== Short exercise ==
Reproduce all entries precisely as they are written.

== Items ==
┄┄┄┄┄┄

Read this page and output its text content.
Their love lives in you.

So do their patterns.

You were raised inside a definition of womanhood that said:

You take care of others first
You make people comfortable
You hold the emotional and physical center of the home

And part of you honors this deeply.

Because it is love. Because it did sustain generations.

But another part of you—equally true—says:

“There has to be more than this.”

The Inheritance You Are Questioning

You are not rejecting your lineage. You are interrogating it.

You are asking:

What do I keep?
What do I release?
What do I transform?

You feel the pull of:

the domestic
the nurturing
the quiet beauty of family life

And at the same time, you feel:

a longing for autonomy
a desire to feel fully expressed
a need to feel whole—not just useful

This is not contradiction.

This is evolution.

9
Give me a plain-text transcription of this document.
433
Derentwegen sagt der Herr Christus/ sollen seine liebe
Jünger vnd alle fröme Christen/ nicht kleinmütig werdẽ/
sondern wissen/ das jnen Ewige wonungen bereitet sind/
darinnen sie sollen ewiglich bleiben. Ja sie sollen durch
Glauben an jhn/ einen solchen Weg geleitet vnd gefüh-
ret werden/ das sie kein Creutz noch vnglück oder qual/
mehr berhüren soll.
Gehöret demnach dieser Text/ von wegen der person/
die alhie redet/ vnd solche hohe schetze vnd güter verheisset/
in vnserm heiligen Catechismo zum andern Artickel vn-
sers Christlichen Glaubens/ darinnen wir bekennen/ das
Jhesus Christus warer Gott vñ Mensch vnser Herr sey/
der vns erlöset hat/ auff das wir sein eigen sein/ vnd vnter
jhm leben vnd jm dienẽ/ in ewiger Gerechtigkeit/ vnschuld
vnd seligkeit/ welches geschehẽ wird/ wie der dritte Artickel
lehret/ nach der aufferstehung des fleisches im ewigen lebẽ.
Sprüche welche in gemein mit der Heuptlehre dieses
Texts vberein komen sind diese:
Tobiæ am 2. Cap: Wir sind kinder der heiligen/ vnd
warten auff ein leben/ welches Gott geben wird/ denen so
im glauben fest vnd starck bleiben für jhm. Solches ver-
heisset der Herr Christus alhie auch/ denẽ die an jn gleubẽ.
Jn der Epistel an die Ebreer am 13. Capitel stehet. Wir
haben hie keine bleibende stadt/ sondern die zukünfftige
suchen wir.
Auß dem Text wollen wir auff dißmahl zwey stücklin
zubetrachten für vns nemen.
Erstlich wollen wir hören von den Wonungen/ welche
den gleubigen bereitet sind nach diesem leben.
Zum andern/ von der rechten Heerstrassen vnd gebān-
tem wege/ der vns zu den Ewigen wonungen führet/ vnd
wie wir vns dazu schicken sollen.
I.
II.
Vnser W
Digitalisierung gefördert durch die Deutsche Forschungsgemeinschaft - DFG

┄┄┄┄┄┄

== Solution below ==
Read this page and output its text content.
Their love lives in you.

So do their patterns.

You were raised inside a definition of womanhood that said:

You take care of others first
You make people comfortable
You hold the emotional and physical center of the home

And part of you honors this deeply.

Because it is love. Because it did sustain generations.

But another part of you—equally true—says:

“There has to be more than this.”

The Inheritance You Are Questioning

You are not rejecting your lineage. You are interrogating it.

You are asking:

What do I keep?
What do I release?
What do I transform?

You feel the pull of:

the domestic
the nurturing
the quiet beauty of family life

And at the same time, you feel:

a longing for autonomy
a desire to feel fully expressed
a need to feel whole—not just useful

This is not contradiction.

This is evolution.

9
Give me a plain-text transcription of this document.
433
Derentwegen sagt der Herr Christus/ sollen seine liebe
Jünger vnd alle fröme Christen/ nicht kleinmütig werdẽ/
sondern wissen/ das jnen Ewige wonungen bereitet sind/
darinnen sie sollen ewiglich bleiben. Ja sie sollen durch
Glauben an jhn/ einen solchen Weg geleitet vnd gefüh-
ret werden/ das sie kein Creutz noch vnglück oder qual/
mehr berhüren soll.
Gehöret demnach dieser Text/ von wegen der person/
die alhie redet/ vnd solche hohe schetze vnd güter verheisset/
in vnserm heiligen Catechismo zum andern Artickel vn-
sers Christlichen Glaubens/ darinnen wir bekennen/ das
Jhesus Christus warer Gott vñ Mensch vnser Herr sey/
der vns erlöset hat/ auff das wir sein eigen sein/ vnd vnter
jhm leben vnd jm dienẽ/ in ewiger Gerechtigkeit/ vnschuld
vnd seligkeit/ welches geschehẽ wird/ wie der dritte Artickel
lehret/ nach der aufferstehung des fleisches im ewigen lebẽ.
Sprüche welche in gemein mit der Heuptlehre dieses
Texts vberein komen sind diese:
Tobiæ am 2. Cap: Wir sind kinder der heiligen/ vnd
warten auff ein leben/ welches Gott geben wird/ denen so
im glauben fest vnd starck bleiben für jhm. Solches ver-
heisset der Herr Christus alhie auch/ denẽ die an jn gleubẽ.
Jn der Epistel an die Ebreer am 13. Capitel stehet. Wir
haben hie keine bleibende stadt/ sondern die zukünfftige
suchen wir.
Auß dem Text wollen wir auff dißmahl zwey stücklin
zubetrachten für vns nemen.
Erstlich wollen wir hören von den Wonungen/ welche
den gleubigen bereitet sind nach diesem leben.
Zum andern/ von der rechten Heerstrassen vnd gebān-
tem wege/ der vns zu den Ewigen wonungen führet/ vnd
wie wir vns dazu schicken sollen.
I.
II.
Vnser W
Digitalisierung gefördert durch die Deutsche Forschungsgemeinschaft - DFG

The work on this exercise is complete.